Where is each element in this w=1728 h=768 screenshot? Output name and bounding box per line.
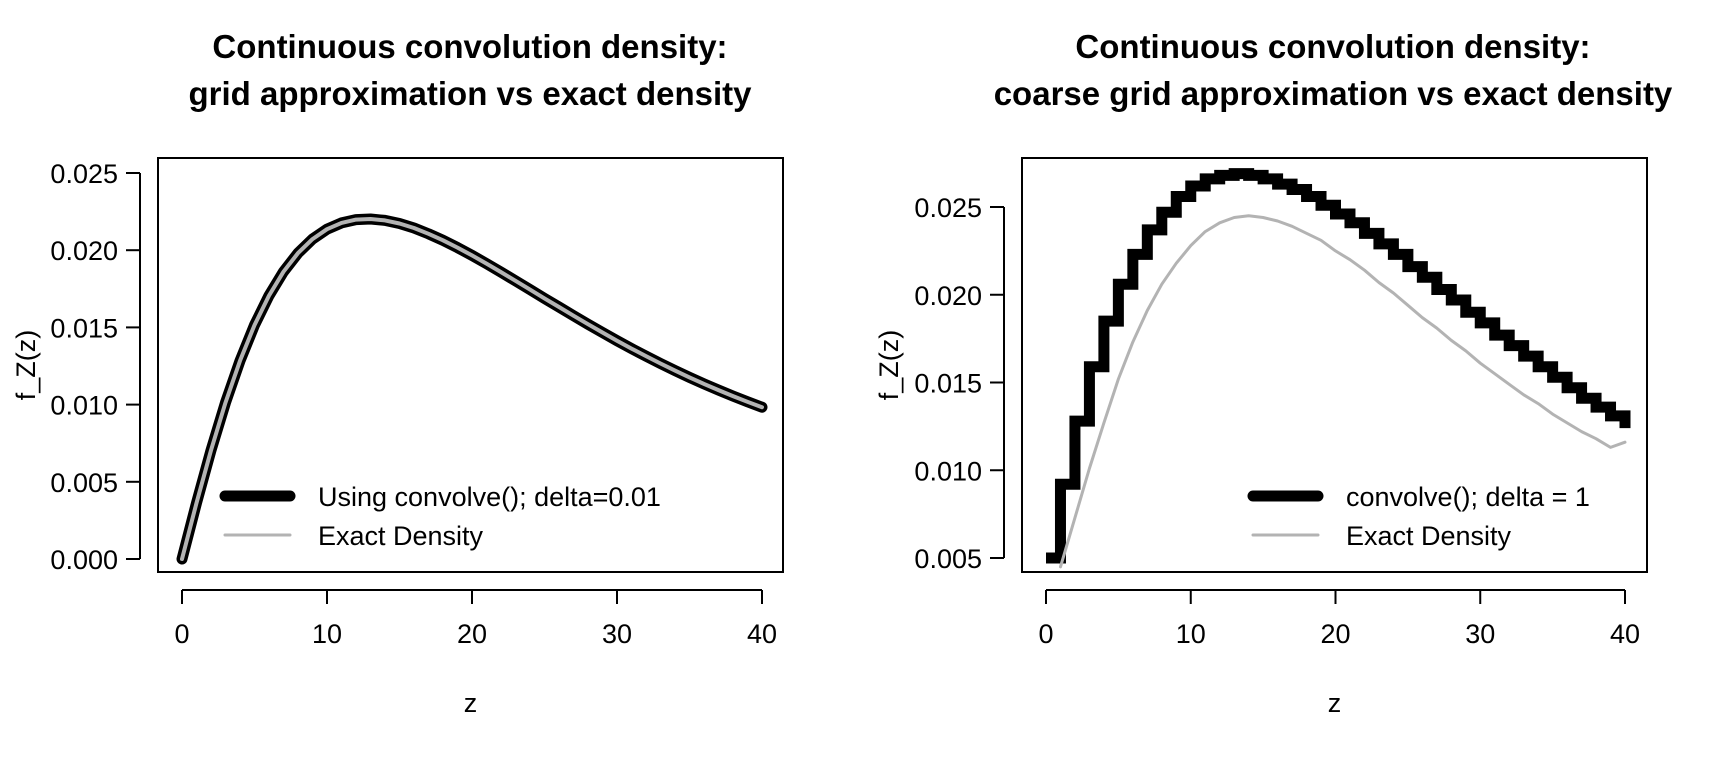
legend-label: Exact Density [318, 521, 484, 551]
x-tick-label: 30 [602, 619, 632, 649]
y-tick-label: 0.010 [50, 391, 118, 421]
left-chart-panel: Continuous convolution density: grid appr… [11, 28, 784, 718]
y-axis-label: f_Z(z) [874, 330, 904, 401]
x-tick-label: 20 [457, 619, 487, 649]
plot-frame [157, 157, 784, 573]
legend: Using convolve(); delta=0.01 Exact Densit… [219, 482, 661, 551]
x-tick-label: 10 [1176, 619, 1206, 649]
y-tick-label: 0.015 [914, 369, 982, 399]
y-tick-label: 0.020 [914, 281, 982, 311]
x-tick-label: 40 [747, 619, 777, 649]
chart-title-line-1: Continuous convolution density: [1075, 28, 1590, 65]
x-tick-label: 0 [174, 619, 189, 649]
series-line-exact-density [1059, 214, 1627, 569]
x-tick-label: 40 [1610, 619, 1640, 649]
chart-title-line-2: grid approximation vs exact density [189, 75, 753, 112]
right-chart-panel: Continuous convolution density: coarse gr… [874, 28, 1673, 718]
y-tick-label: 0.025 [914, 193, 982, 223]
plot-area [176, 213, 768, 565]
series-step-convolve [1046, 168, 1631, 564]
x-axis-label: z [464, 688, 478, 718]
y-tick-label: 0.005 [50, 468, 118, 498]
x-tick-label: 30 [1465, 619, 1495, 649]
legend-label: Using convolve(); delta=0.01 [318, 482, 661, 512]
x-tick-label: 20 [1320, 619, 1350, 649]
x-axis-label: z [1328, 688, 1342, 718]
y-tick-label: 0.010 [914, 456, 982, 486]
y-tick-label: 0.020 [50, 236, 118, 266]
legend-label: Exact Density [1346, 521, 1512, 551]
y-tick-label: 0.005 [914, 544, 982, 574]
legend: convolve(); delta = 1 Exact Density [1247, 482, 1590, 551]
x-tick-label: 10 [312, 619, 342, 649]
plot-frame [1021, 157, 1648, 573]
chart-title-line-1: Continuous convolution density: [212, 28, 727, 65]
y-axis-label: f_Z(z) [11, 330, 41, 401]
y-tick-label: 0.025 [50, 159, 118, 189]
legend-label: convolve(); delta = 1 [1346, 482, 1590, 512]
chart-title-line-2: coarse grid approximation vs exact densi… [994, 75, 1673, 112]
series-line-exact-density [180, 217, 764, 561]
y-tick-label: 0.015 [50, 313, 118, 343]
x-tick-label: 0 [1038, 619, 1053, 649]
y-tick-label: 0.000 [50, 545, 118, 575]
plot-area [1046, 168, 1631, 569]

+++

## OBJECTIVE
Reproduce without any change the rows that start with the one containing "legend-label: Exact Density [318, 521, 484, 551]" and end with the one containing "plot-area [176, 213, 768, 565]", including both of those rows.

## RESPONSE
legend-label: Exact Density [318, 521, 484, 551]
x-tick-label: 30 [602, 619, 632, 649]
y-tick-label: 0.010 [50, 391, 118, 421]
left-chart-panel: Continuous convolution density: grid appr… [11, 28, 784, 718]
y-axis-label: f_Z(z) [874, 330, 904, 401]
x-tick-label: 20 [457, 619, 487, 649]
plot-frame [157, 157, 784, 573]
legend: Using convolve(); delta=0.01 Exact Densit… [219, 482, 661, 551]
x-tick-label: 10 [1176, 619, 1206, 649]
y-tick-label: 0.015 [914, 369, 982, 399]
y-tick-label: 0.020 [914, 281, 982, 311]
x-tick-label: 40 [747, 619, 777, 649]
chart-title-line-1: Continuous convolution density: [1075, 28, 1590, 65]
x-tick-label: 0 [174, 619, 189, 649]
series-line-exact-density [1059, 214, 1627, 569]
x-tick-label: 40 [1610, 619, 1640, 649]
chart-title-line-2: grid approximation vs exact density [189, 75, 753, 112]
right-chart-panel: Continuous convolution density: coarse gr… [874, 28, 1673, 718]
y-tick-label: 0.025 [914, 193, 982, 223]
plot-area [176, 213, 768, 565]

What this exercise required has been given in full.